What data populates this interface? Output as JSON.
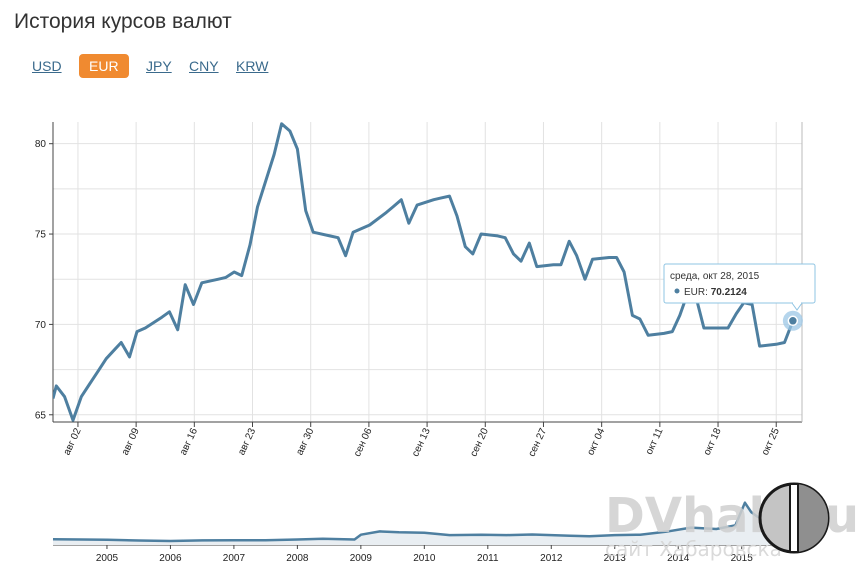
{
  "page": {
    "title": "История курсов валют"
  },
  "tabs": [
    {
      "label": "USD",
      "active": false
    },
    {
      "label": "EUR",
      "active": true
    },
    {
      "label": "JPY",
      "active": false
    },
    {
      "label": "CNY",
      "active": false
    },
    {
      "label": "KRW",
      "active": false
    }
  ],
  "tooltip": {
    "date": "среда, окт 28, 2015",
    "series": "EUR",
    "value": "70.2124"
  },
  "watermark": {
    "brand": "DVhab.ru",
    "tagline": "сайт Хабаровска"
  },
  "colors": {
    "accent": "#f08a30",
    "line": "#4e7fa0",
    "grid": "#e2e2e2",
    "nav_bg": "#e9eef2"
  },
  "chart_data": [
    {
      "type": "line",
      "title": "",
      "xlabel": "",
      "ylabel": "",
      "grid": true,
      "ylim": [
        64.6,
        81.2
      ],
      "y_ticks": [
        65,
        70,
        75,
        80
      ],
      "x_ticks": [
        {
          "label": "авг 02",
          "day": 3
        },
        {
          "label": "авг 09",
          "day": 10
        },
        {
          "label": "авг 16",
          "day": 17
        },
        {
          "label": "авг 23",
          "day": 24
        },
        {
          "label": "авг 30",
          "day": 31
        },
        {
          "label": "сен 06",
          "day": 38
        },
        {
          "label": "сен 13",
          "day": 45
        },
        {
          "label": "сен 20",
          "day": 52
        },
        {
          "label": "сен 27",
          "day": 59
        },
        {
          "label": "окт 04",
          "day": 66
        },
        {
          "label": "окт 11",
          "day": 73
        },
        {
          "label": "окт 18",
          "day": 80
        },
        {
          "label": "окт 25",
          "day": 87
        }
      ],
      "xlim_days": [
        0,
        90.1
      ],
      "series": [
        {
          "name": "EUR",
          "points": [
            [
              0,
              65.9
            ],
            [
              0.4,
              66.6
            ],
            [
              1.4,
              66.0
            ],
            [
              2.4,
              64.7
            ],
            [
              3.4,
              66.0
            ],
            [
              4.4,
              66.7
            ],
            [
              5.4,
              67.4
            ],
            [
              6.4,
              68.1
            ],
            [
              7.4,
              68.6
            ],
            [
              8.2,
              69.0
            ],
            [
              9.2,
              68.2
            ],
            [
              10.1,
              69.6
            ],
            [
              11.1,
              69.8
            ],
            [
              13.1,
              70.4
            ],
            [
              14.0,
              70.7
            ],
            [
              15.0,
              69.7
            ],
            [
              15.9,
              72.2
            ],
            [
              16.9,
              71.1
            ],
            [
              17.9,
              72.3
            ],
            [
              19.9,
              72.5
            ],
            [
              20.8,
              72.6
            ],
            [
              21.8,
              72.9
            ],
            [
              22.7,
              72.7
            ],
            [
              23.7,
              74.4
            ],
            [
              24.6,
              76.5
            ],
            [
              26.6,
              79.4
            ],
            [
              27.5,
              81.1
            ],
            [
              28.5,
              80.7
            ],
            [
              29.4,
              79.7
            ],
            [
              30.4,
              76.3
            ],
            [
              31.3,
              75.1
            ],
            [
              33.3,
              74.9
            ],
            [
              34.3,
              74.8
            ],
            [
              35.2,
              73.8
            ],
            [
              36.1,
              75.1
            ],
            [
              37.1,
              75.3
            ],
            [
              38.1,
              75.5
            ],
            [
              40.1,
              76.2
            ],
            [
              40.9,
              76.5
            ],
            [
              41.9,
              76.9
            ],
            [
              42.8,
              75.6
            ],
            [
              43.8,
              76.6
            ],
            [
              45.8,
              76.9
            ],
            [
              46.7,
              77.0
            ],
            [
              47.7,
              77.1
            ],
            [
              48.6,
              76.0
            ],
            [
              49.6,
              74.3
            ],
            [
              50.5,
              73.9
            ],
            [
              51.5,
              75.0
            ],
            [
              53.5,
              74.9
            ],
            [
              54.4,
              74.8
            ],
            [
              55.4,
              73.9
            ],
            [
              56.3,
              73.5
            ],
            [
              57.3,
              74.5
            ],
            [
              58.2,
              73.2
            ],
            [
              60.2,
              73.3
            ],
            [
              61.1,
              73.3
            ],
            [
              62.1,
              74.6
            ],
            [
              63.0,
              73.8
            ],
            [
              64.0,
              72.5
            ],
            [
              64.9,
              73.6
            ],
            [
              66.9,
              73.7
            ],
            [
              67.8,
              73.7
            ],
            [
              68.7,
              72.9
            ],
            [
              69.7,
              70.5
            ],
            [
              70.6,
              70.3
            ],
            [
              71.6,
              69.4
            ],
            [
              73.5,
              69.5
            ],
            [
              74.5,
              69.6
            ],
            [
              75.4,
              70.5
            ],
            [
              76.4,
              71.8
            ],
            [
              77.3,
              71.6
            ],
            [
              78.3,
              69.8
            ],
            [
              80.2,
              69.8
            ],
            [
              81.2,
              69.8
            ],
            [
              82.2,
              70.6
            ],
            [
              83.1,
              71.2
            ],
            [
              84.1,
              71.1
            ],
            [
              85.0,
              68.8
            ],
            [
              87.0,
              68.9
            ],
            [
              88.0,
              69.0
            ],
            [
              89.0,
              70.2
            ]
          ]
        }
      ]
    },
    {
      "type": "line",
      "title": "",
      "x_ticks": [
        "2005",
        "2006",
        "2007",
        "2008",
        "2009",
        "2010",
        "2011",
        "2012",
        "2013",
        "2014",
        "2015"
      ],
      "xlim": [
        2004.15,
        2015.95
      ],
      "series": [
        {
          "name": "EUR",
          "points": [
            [
              2004.15,
              36.2
            ],
            [
              2004.6,
              35.8
            ],
            [
              2005.0,
              35.6
            ],
            [
              2005.5,
              34.8
            ],
            [
              2006.0,
              34.3
            ],
            [
              2006.5,
              34.9
            ],
            [
              2007.0,
              35.0
            ],
            [
              2007.5,
              35.1
            ],
            [
              2008.0,
              35.9
            ],
            [
              2008.4,
              36.6
            ],
            [
              2008.9,
              35.8
            ],
            [
              2009.0,
              41.0
            ],
            [
              2009.3,
              44.5
            ],
            [
              2009.6,
              43.5
            ],
            [
              2010.0,
              43.0
            ],
            [
              2010.4,
              40.5
            ],
            [
              2010.9,
              41.0
            ],
            [
              2011.3,
              40.5
            ],
            [
              2011.7,
              41.2
            ],
            [
              2012.0,
              40.5
            ],
            [
              2012.3,
              39.9
            ],
            [
              2012.6,
              39.3
            ],
            [
              2013.0,
              40.5
            ],
            [
              2013.4,
              41.0
            ],
            [
              2013.8,
              44.0
            ],
            [
              2014.2,
              48.5
            ],
            [
              2014.6,
              47.0
            ],
            [
              2014.9,
              51.0
            ],
            [
              2015.05,
              75.0
            ],
            [
              2015.15,
              65.0
            ],
            [
              2015.25,
              60.0
            ],
            [
              2015.5,
              58.0
            ],
            [
              2015.7,
              62.0
            ],
            [
              2015.8,
              76.0
            ],
            [
              2015.95,
              70.2
            ]
          ]
        }
      ]
    }
  ]
}
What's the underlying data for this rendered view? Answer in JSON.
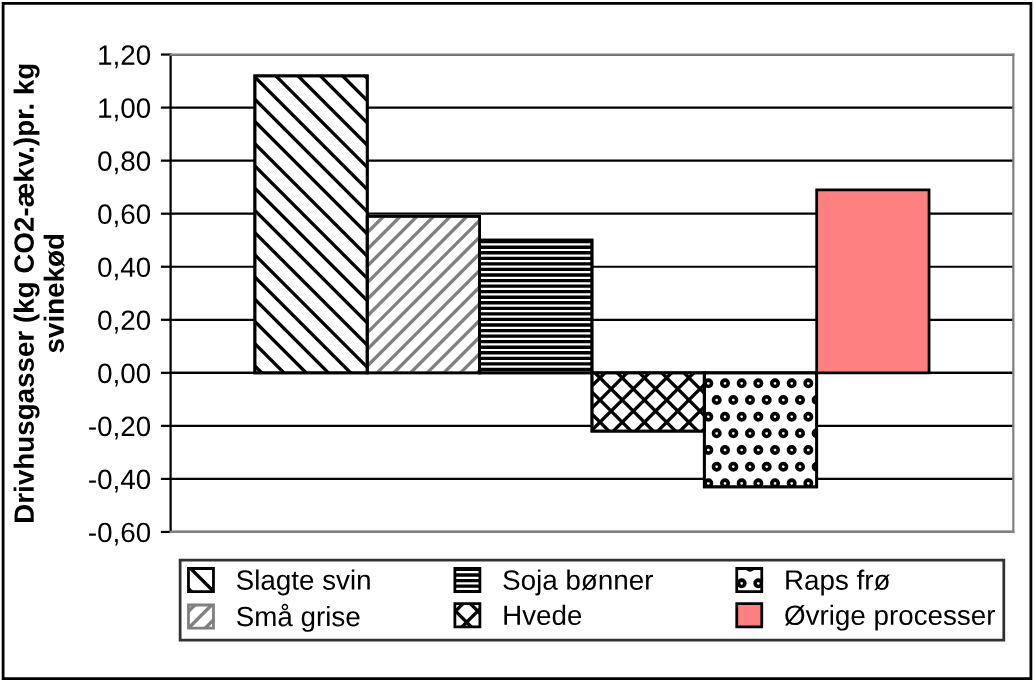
{
  "chart_data": {
    "type": "bar",
    "ylabel": "Drivhusgasser (kg CO2-ækv.)pr. kg svinekød",
    "categories": [
      null
    ],
    "series": [
      {
        "name": "Slagte svin",
        "color": "#000000",
        "values": [
          1.12
        ]
      },
      {
        "name": "Små grise",
        "color": "#808080",
        "values": [
          0.59
        ]
      },
      {
        "name": "Soja bønner",
        "color": "#000000",
        "values": [
          0.5
        ]
      },
      {
        "name": "Hvede",
        "color": "#000000",
        "values": [
          -0.22
        ]
      },
      {
        "name": "Raps frø",
        "color": "#000000",
        "values": [
          -0.43
        ]
      },
      {
        "name": "Øvrige processer",
        "color": "#ff8080",
        "values": [
          0.69
        ]
      }
    ],
    "ylim": [
      -0.6,
      1.2
    ],
    "yticks": [
      {
        "value": -0.6,
        "label": "-0,60"
      },
      {
        "value": -0.4,
        "label": "-0,40"
      },
      {
        "value": -0.2,
        "label": "-0,20"
      },
      {
        "value": 0,
        "label": "0,00"
      },
      {
        "value": 0.2,
        "label": "0,20"
      },
      {
        "value": 0.4,
        "label": "0,40"
      },
      {
        "value": 0.6,
        "label": "0,60"
      },
      {
        "value": 0.8,
        "label": "0,80"
      },
      {
        "value": 1.0,
        "label": "1,00"
      },
      {
        "value": 1.2,
        "label": "1,20"
      }
    ],
    "grid": "y",
    "legend": "bottom"
  }
}
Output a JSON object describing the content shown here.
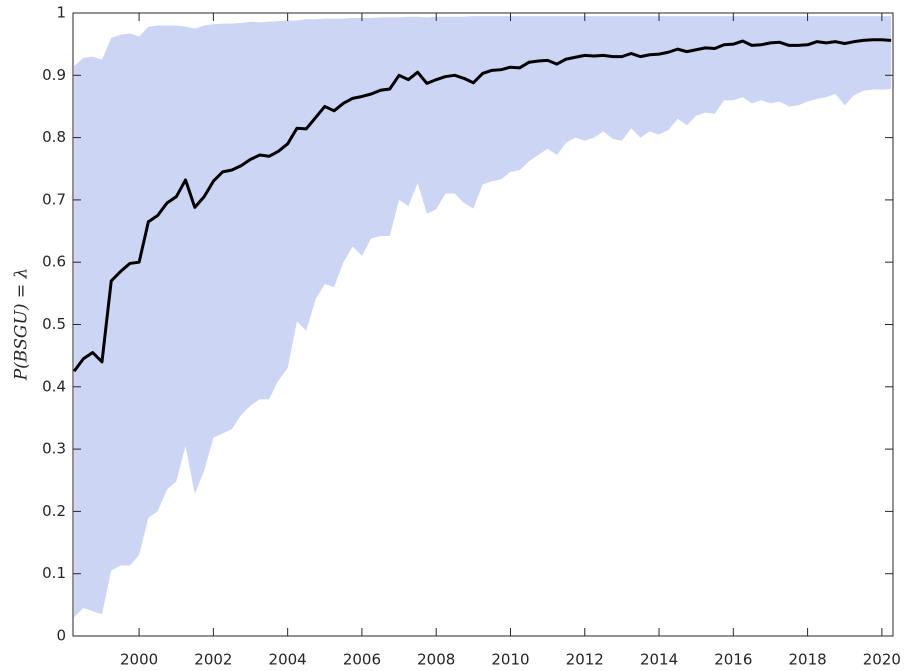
_____
> Prompt:
List the lines that contain the word "name".

> Reply:
          "name": "EUR",
          "name": "EUR",
        "name": "Slagte svin",
        "name": "Små grise",
        "name": "Soja bønner",
        "name": "Hvede",
        "name": "Raps frø",
        "name": "Øvrige processer",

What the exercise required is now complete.